◆ **STATED EXERCISE**
Send each entry back exactly as given, pictures excluded.

◆ **GIVEN RECORDS**
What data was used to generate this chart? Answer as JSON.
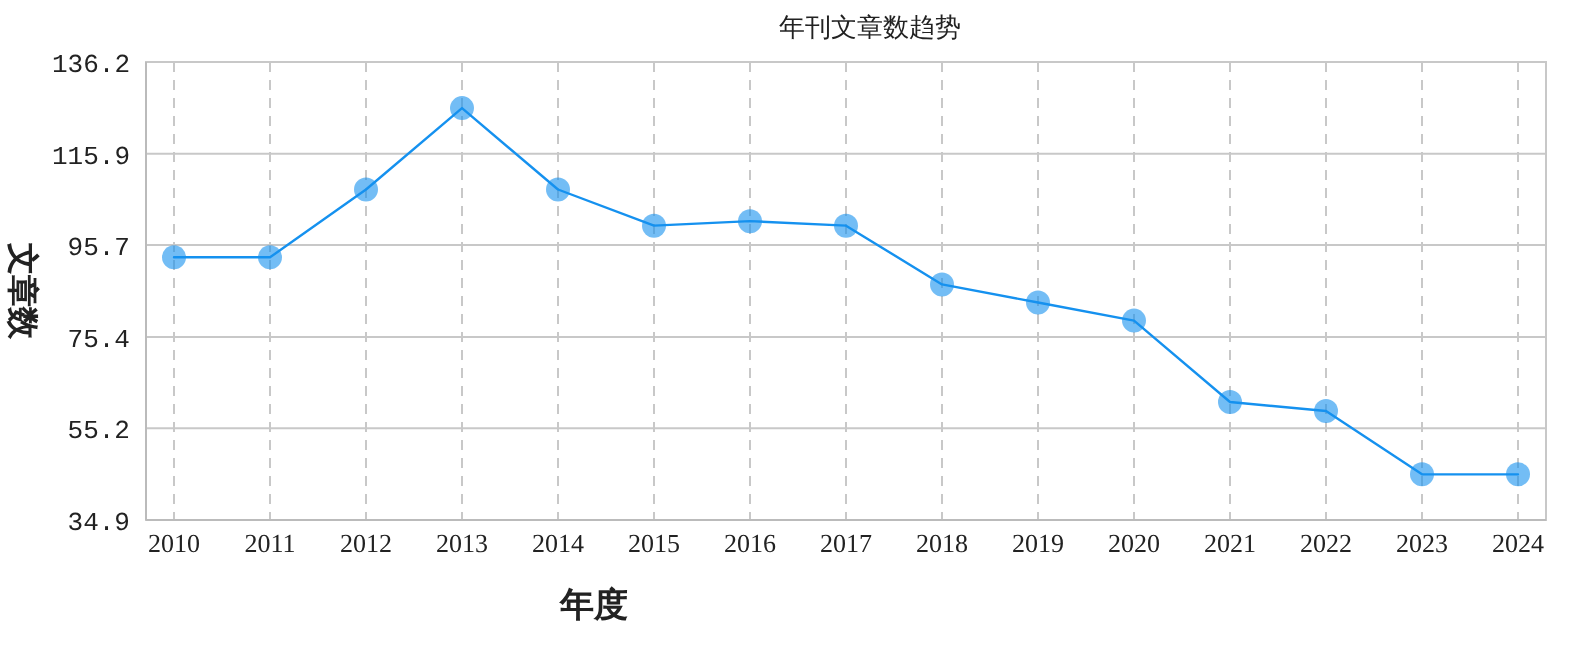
{
  "chart_data": {
    "type": "line",
    "title": "年刊文章数趋势",
    "xlabel": "年度",
    "ylabel": "文章数",
    "categories": [
      "2010",
      "2011",
      "2012",
      "2013",
      "2014",
      "2015",
      "2016",
      "2017",
      "2018",
      "2019",
      "2020",
      "2021",
      "2022",
      "2023",
      "2024"
    ],
    "series": [
      {
        "color": "#1591ef",
        "values": [
          93,
          93,
          108,
          126,
          108,
          100,
          101,
          100,
          87,
          83,
          79,
          61,
          59,
          45,
          45
        ]
      }
    ],
    "ylim": [
      34.9,
      136.2
    ],
    "yticks": [
      34.9,
      55.2,
      75.4,
      95.7,
      115.9,
      136.2
    ],
    "grid": true,
    "marker": "circle"
  }
}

◆ **EXERCISE SOLUTION**
What data was used to generate this chart? Answer as JSON.
{
  "chart_data": {
    "type": "line",
    "title": "年刊文章数趋势",
    "xlabel": "年度",
    "ylabel": "文章数",
    "categories": [
      "2010",
      "2011",
      "2012",
      "2013",
      "2014",
      "2015",
      "2016",
      "2017",
      "2018",
      "2019",
      "2020",
      "2021",
      "2022",
      "2023",
      "2024"
    ],
    "series": [
      {
        "color": "#1591ef",
        "values": [
          93,
          93,
          108,
          126,
          108,
          100,
          101,
          100,
          87,
          83,
          79,
          61,
          59,
          45,
          45
        ]
      }
    ],
    "ylim": [
      34.9,
      136.2
    ],
    "yticks": [
      34.9,
      55.2,
      75.4,
      95.7,
      115.9,
      136.2
    ],
    "grid": true,
    "marker": "circle"
  }
}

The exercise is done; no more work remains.